[BRIEF]: Repeat every entry in the listing below, exactly.
--- --- ---
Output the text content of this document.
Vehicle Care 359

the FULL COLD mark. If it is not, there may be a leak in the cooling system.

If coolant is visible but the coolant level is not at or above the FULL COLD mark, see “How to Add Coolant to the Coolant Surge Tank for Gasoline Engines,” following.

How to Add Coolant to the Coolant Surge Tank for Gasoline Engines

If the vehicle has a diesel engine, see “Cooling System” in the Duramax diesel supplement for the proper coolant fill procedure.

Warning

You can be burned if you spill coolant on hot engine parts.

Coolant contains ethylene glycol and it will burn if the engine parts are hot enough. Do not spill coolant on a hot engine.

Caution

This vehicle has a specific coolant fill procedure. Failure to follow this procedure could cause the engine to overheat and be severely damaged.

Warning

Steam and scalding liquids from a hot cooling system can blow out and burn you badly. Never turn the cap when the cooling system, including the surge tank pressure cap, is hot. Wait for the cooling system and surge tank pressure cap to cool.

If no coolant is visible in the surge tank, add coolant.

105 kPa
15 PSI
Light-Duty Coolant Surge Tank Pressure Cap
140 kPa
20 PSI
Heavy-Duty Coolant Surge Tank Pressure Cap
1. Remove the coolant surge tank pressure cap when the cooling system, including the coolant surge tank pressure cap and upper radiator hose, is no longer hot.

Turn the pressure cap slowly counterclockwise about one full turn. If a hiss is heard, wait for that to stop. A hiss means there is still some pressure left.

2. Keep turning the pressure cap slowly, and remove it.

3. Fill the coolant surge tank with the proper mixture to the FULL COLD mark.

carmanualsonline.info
--- --- ---
[COMPLETE ANSWER]:
Output the text content of this document.
Vehicle Care 359

the FULL COLD mark. If it is not, there may be a leak in the cooling system.

If coolant is visible but the coolant level is not at or above the FULL COLD mark, see “How to Add Coolant to the Coolant Surge Tank for Gasoline Engines,” following.

How to Add Coolant to the Coolant Surge Tank for Gasoline Engines

If the vehicle has a diesel engine, see “Cooling System” in the Duramax diesel supplement for the proper coolant fill procedure.

Warning

You can be burned if you spill coolant on hot engine parts.

Coolant contains ethylene glycol and it will burn if the engine parts are hot enough. Do not spill coolant on a hot engine.

Caution

This vehicle has a specific coolant fill procedure. Failure to follow this procedure could cause the engine to overheat and be severely damaged.

Warning

Steam and scalding liquids from a hot cooling system can blow out and burn you badly. Never turn the cap when the cooling system, including the surge tank pressure cap, is hot. Wait for the cooling system and surge tank pressure cap to cool.

If no coolant is visible in the surge tank, add coolant.

105 kPa
15 PSI
Light-Duty Coolant Surge Tank Pressure Cap
140 kPa
20 PSI
Heavy-Duty Coolant Surge Tank Pressure Cap
1. Remove the coolant surge tank pressure cap when the cooling system, including the coolant surge tank pressure cap and upper radiator hose, is no longer hot.

Turn the pressure cap slowly counterclockwise about one full turn. If a hiss is heard, wait for that to stop. A hiss means there is still some pressure left.

2. Keep turning the pressure cap slowly, and remove it.

3. Fill the coolant surge tank with the proper mixture to the FULL COLD mark.

carmanualsonline.info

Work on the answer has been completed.